[Extracted data entries]
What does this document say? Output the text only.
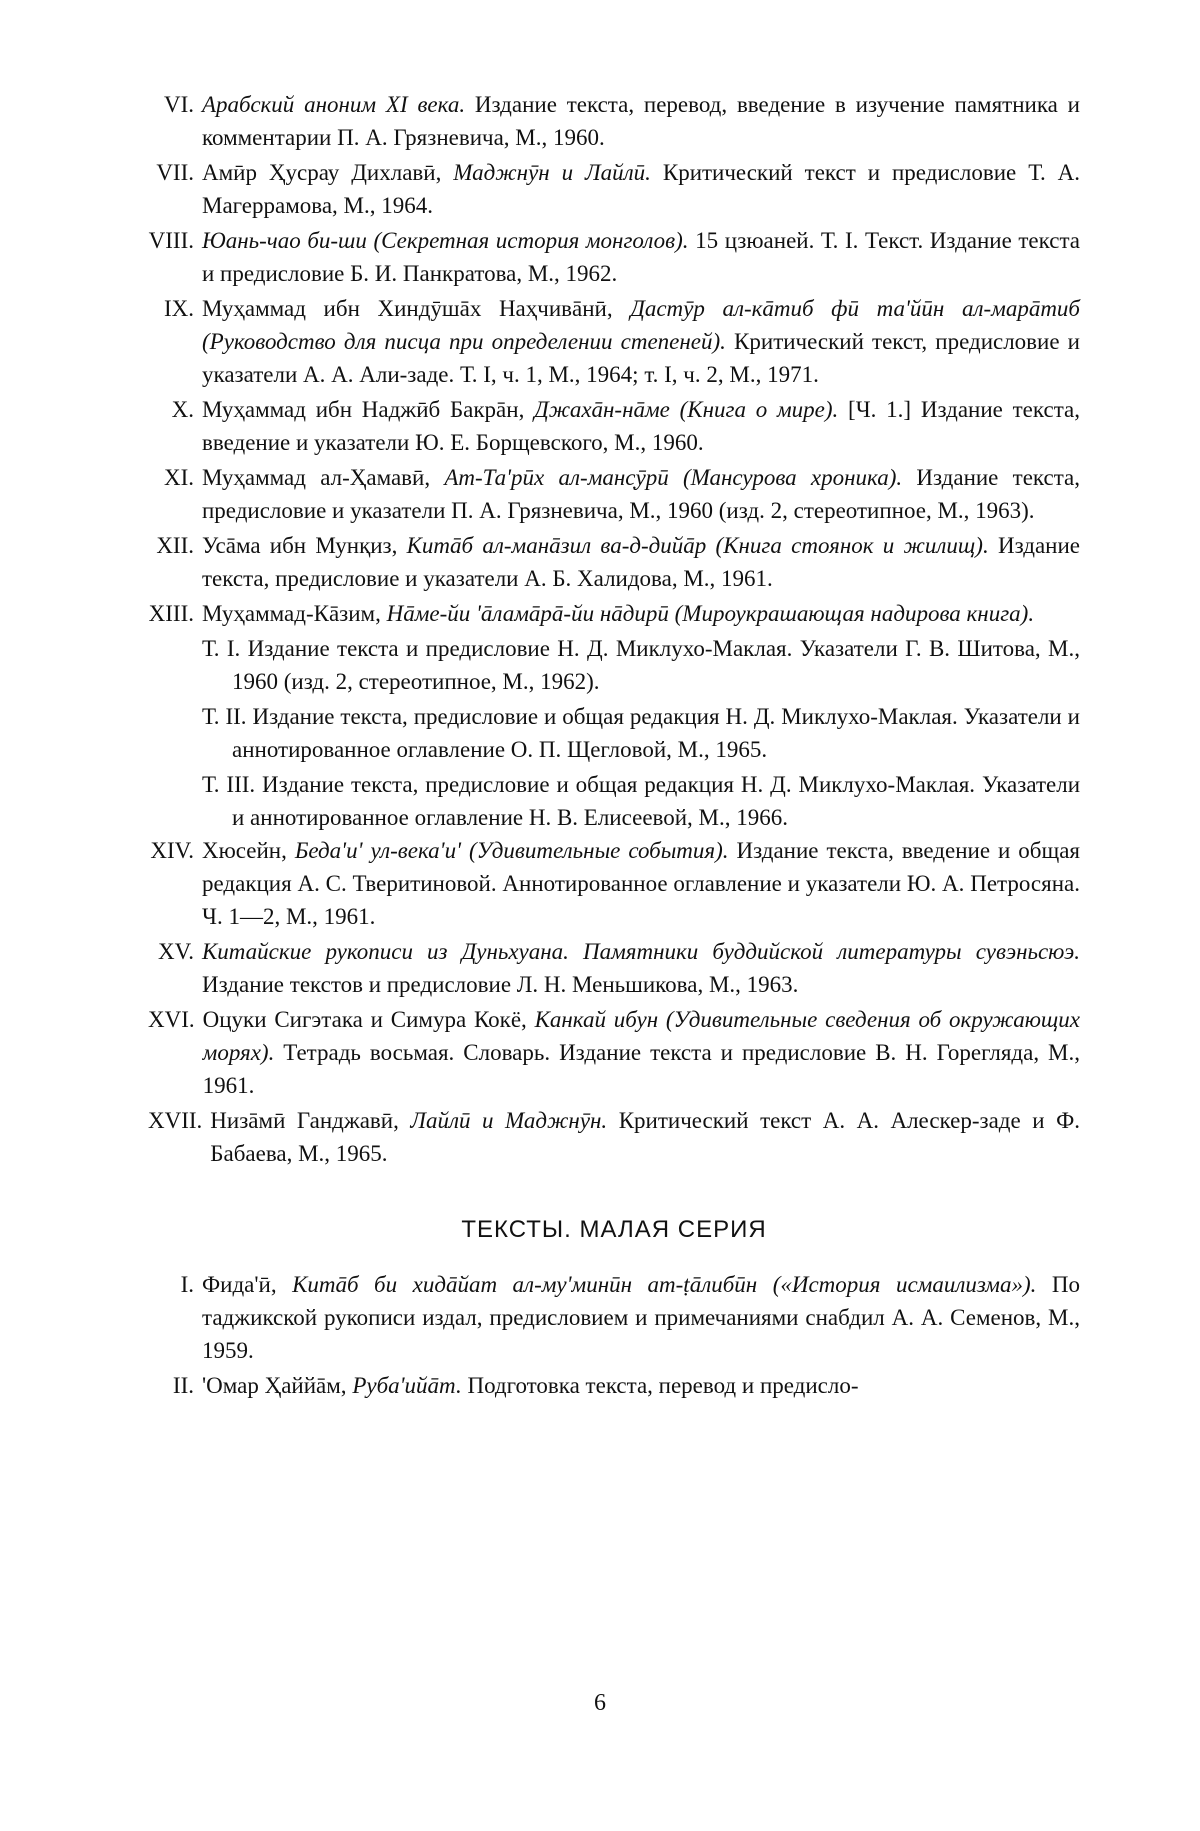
VI. Арабский аноним XI века. Издание текста, перевод, введение в изучение памятника и комментарии П. А. Грязневича, М., 1960.
VII. Амӣр Ҳусрау Дихлавӣ, Маджнӯн и Лайлӣ. Критический текст и предисловие Т. А. Магеррамова, М., 1964.
VIII. Юань-чао би-ши (Секретная история монголов). 15 цзюаней. Т. I. Текст. Издание текста и предисловие Б. И. Панкратова, М., 1962.
IX. Муҳаммад ибн Хиндӯшāх Наҳчивāнӣ, Дастӯр ал-кāтиб фӣ та'йӣн ал-марāтиб (Руководство для писца при определении степеней). Критический текст, предисловие и указатели А. А. Али-заде. Т. I, ч. 1, М., 1964; т. I, ч. 2, М., 1971.
X. Муҳаммад ибн Наджӣб Бакрāн, Джахāн-нāме (Книга о мире). [Ч. 1.] Издание текста, введение и указатели Ю. Е. Борщевского, М., 1960.
XI. Муҳаммад ал-Ҳамавӣ, Ат-Та'рӣх ал-манс̣ӯрӣ (Мансурова хроника). Издание текста, предисловие и указатели П. А. Грязневича, М., 1960 (изд. 2, стереотипное, М., 1963).
XII. Усāма ибн Мунқиз, Китāб ал-манāзил ва-д-дийāр (Книга стоянок и жилищ). Издание текста, предисловие и указатели А. Б. Халидова, М., 1961.
XIII. Муҳаммад-Кāзим, Нāме-йи 'āламāрā-йи нāдирӣ (Мироукрашающая надирова книга).
Т. I. Издание текста и предисловие Н. Д. Миклухо-Маклая. Указатели Г. В. Шитова, М., 1960 (изд. 2, стереотипное, М., 1962).
Т. II. Издание текста, предисловие и общая редакция Н. Д. Миклухо-Маклая. Указатели и аннотированное оглавление О. П. Щегловой, М., 1965.
Т. III. Издание текста, предисловие и общая редакция Н. Д. Миклухо-Маклая. Указатели и аннотированное оглавление Н. В. Елисеевой, М., 1966.
XIV. Хюсейн, Беда'и' ул-века'и' (Удивительные события). Издание текста, введение и общая редакция А. С. Тверитиновой. Аннотированное оглавление и указатели Ю. А. Петросяна. Ч. 1—2, М., 1961.
XV. Китайские рукописи из Дуньхуана. Памятники буддийской литературы сувэньсюэ. Издание текстов и предисловие Л. Н. Меньшикова, М., 1963.
XVI. Оцуки Сигэтака и Симура Кокё, Канкай ибун (Удивительные сведения об окружающих морях). Тетрадь восьмая. Словарь. Издание текста и предисловие В. Н. Горегляда, М., 1961.
XVII. Низāмӣ Ганджавӣ, Лайлӣ и Маджнӯн. Критический текст А. А. Алескер-заде и Ф. Бабаева, М., 1965.
ТЕКСТЫ. МАЛАЯ СЕРИЯ
I. Фида'ӣ, Китāб би хидāйат ал-му'минӣн ат-ṭāлибӣн («История исмаилизма»). По таджикской рукописи издал, предисловием и примечаниями снабдил А. А. Семенов, М., 1959.
II. 'Омар Ҳаййāм, Руба'ийāт. Подготовка текста, перевод и предисло-
6
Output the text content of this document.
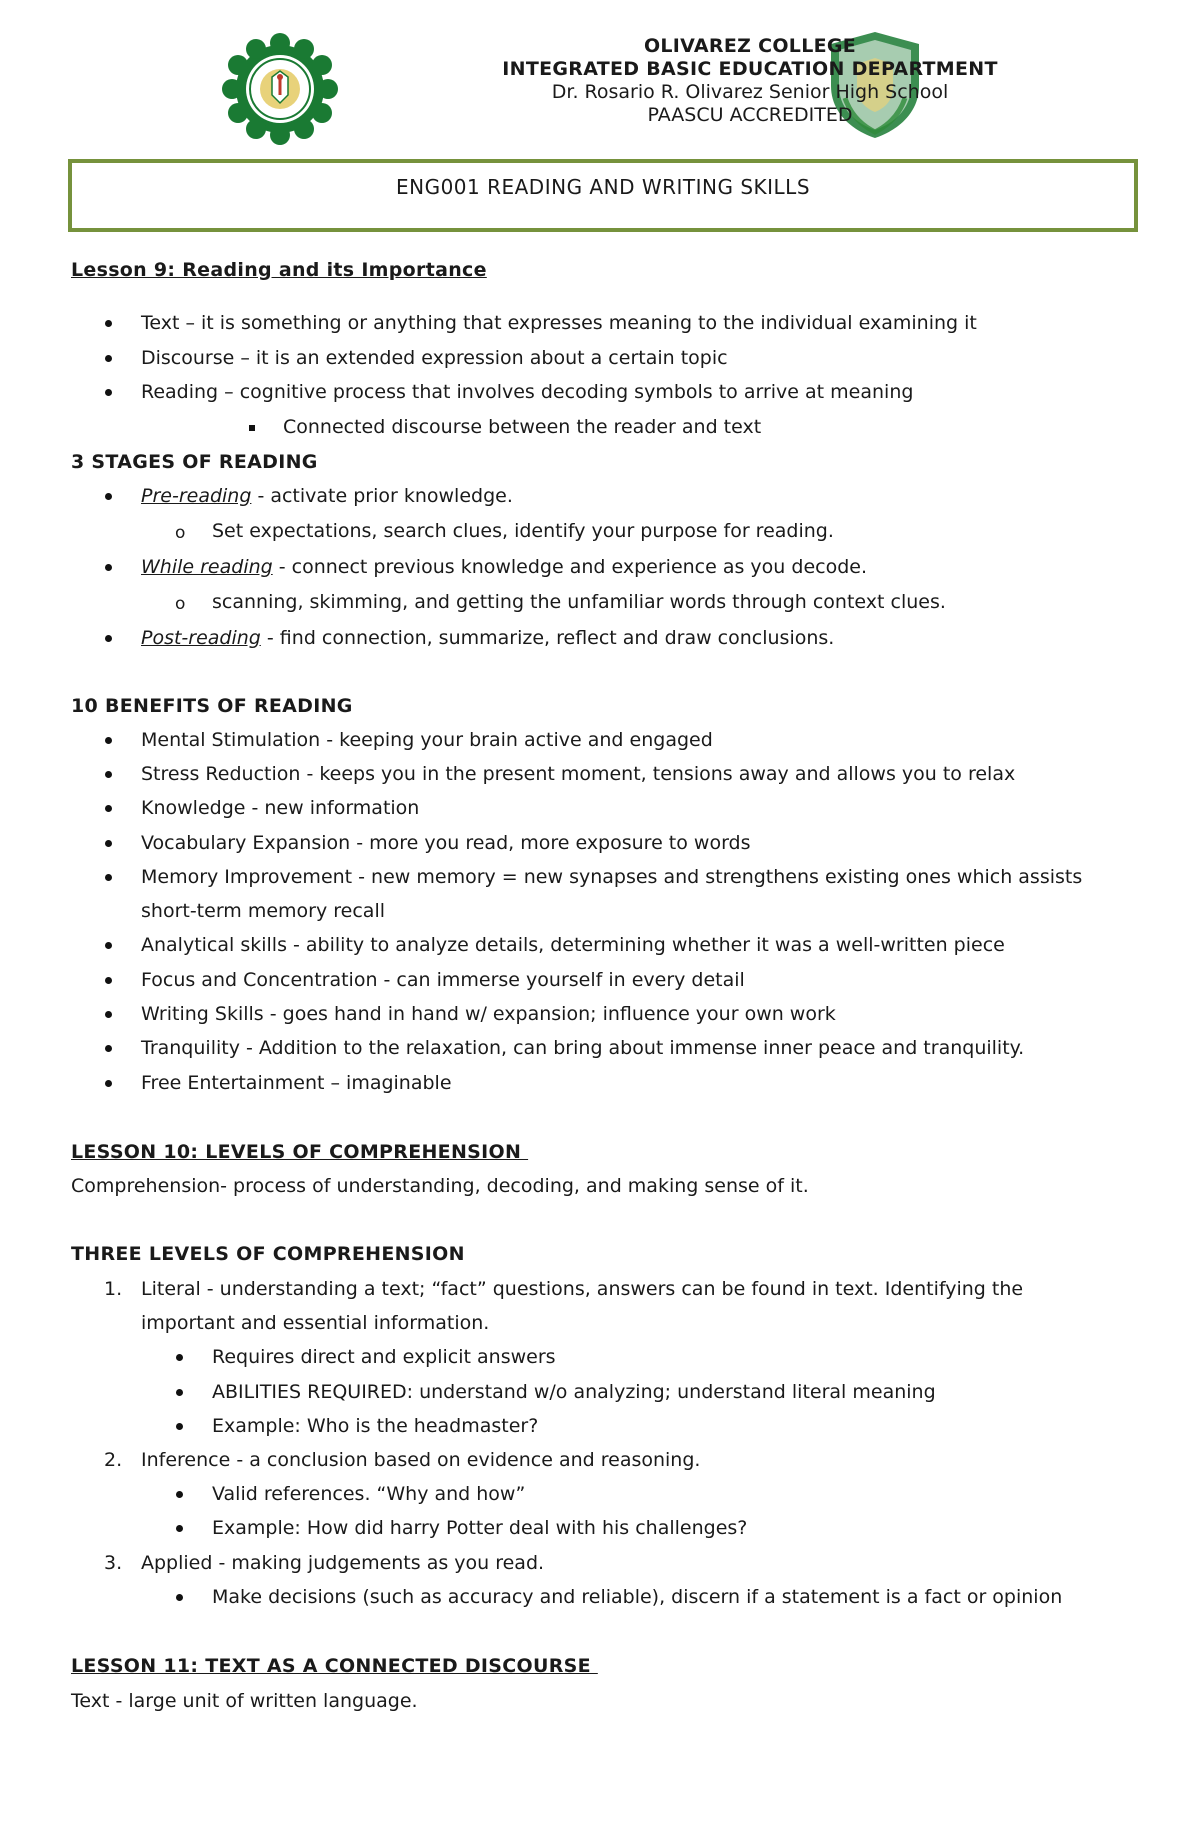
OLIVAREZ COLLEGE
INTEGRATED BASIC EDUCATION DEPARTMENT
Dr. Rosario R. Olivarez Senior High School
PAASCU ACCREDITED
ENG001 READING AND WRITING SKILLS
Lesson 9: Reading and its Importance
Text – it is something or anything that expresses meaning to the individual examining it
Discourse – it is an extended expression about a certain topic
Reading – cognitive process that involves decoding symbols to arrive at meaning
Connected discourse between the reader and text
3 STAGES OF READING
Pre-reading - activate prior knowledge.
o Set expectations, search clues, identify your purpose for reading.
While reading - connect previous knowledge and experience as you decode.
o scanning, skimming, and getting the unfamiliar words through context clues.
Post-reading - find connection, summarize, reflect and draw conclusions.
10 BENEFITS OF READING
Mental Stimulation - keeping your brain active and engaged
Stress Reduction - keeps you in the present moment, tensions away and allows you to relax
Knowledge - new information
Vocabulary Expansion - more you read, more exposure to words
Memory Improvement - new memory = new synapses and strengthens existing ones which assists
short-term memory recall
Analytical skills - ability to analyze details, determining whether it was a well-written piece
Focus and Concentration - can immerse yourself in every detail
Writing Skills - goes hand in hand w/ expansion; influence your own work
Tranquility - Addition to the relaxation, can bring about immense inner peace and tranquility.
Free Entertainment – imaginable
LESSON 10: LEVELS OF COMPREHENSION
Comprehension- process of understanding, decoding, and making sense of it.
THREE LEVELS OF COMPREHENSION
1. Literal - understanding a text; “fact” questions, answers can be found in text. Identifying the
important and essential information.
Requires direct and explicit answers
ABILITIES REQUIRED: understand w/o analyzing; understand literal meaning
Example: Who is the headmaster?
2. Inference - a conclusion based on evidence and reasoning.
Valid references. “Why and how”
Example: How did harry Potter deal with his challenges?
3. Applied - making judgements as you read.
Make decisions (such as accuracy and reliable), discern if a statement is a fact or opinion
LESSON 11: TEXT AS A CONNECTED DISCOURSE
Text - large unit of written language.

■ Set problem: Look through the records and gather each line with the word "Удивительные".

■ Solution to this task:
XIV. Хюсейн, Беда'и' ул-века'и' (Удивительные события). Издание текста, введение и общая редакция А. С. Тверитиновой. Аннотированное оглавление и указатели Ю. А. Петросяна. Ч. 1—2, М., 1961.
XVI. Оцуки Сигэтака и Симура Кокё, Канкай ибун (Удивительные сведения об окружающих морях). Тетрадь восьмая. Словарь. Издание текста и предисловие В. Н. Горегляда, М., 1961.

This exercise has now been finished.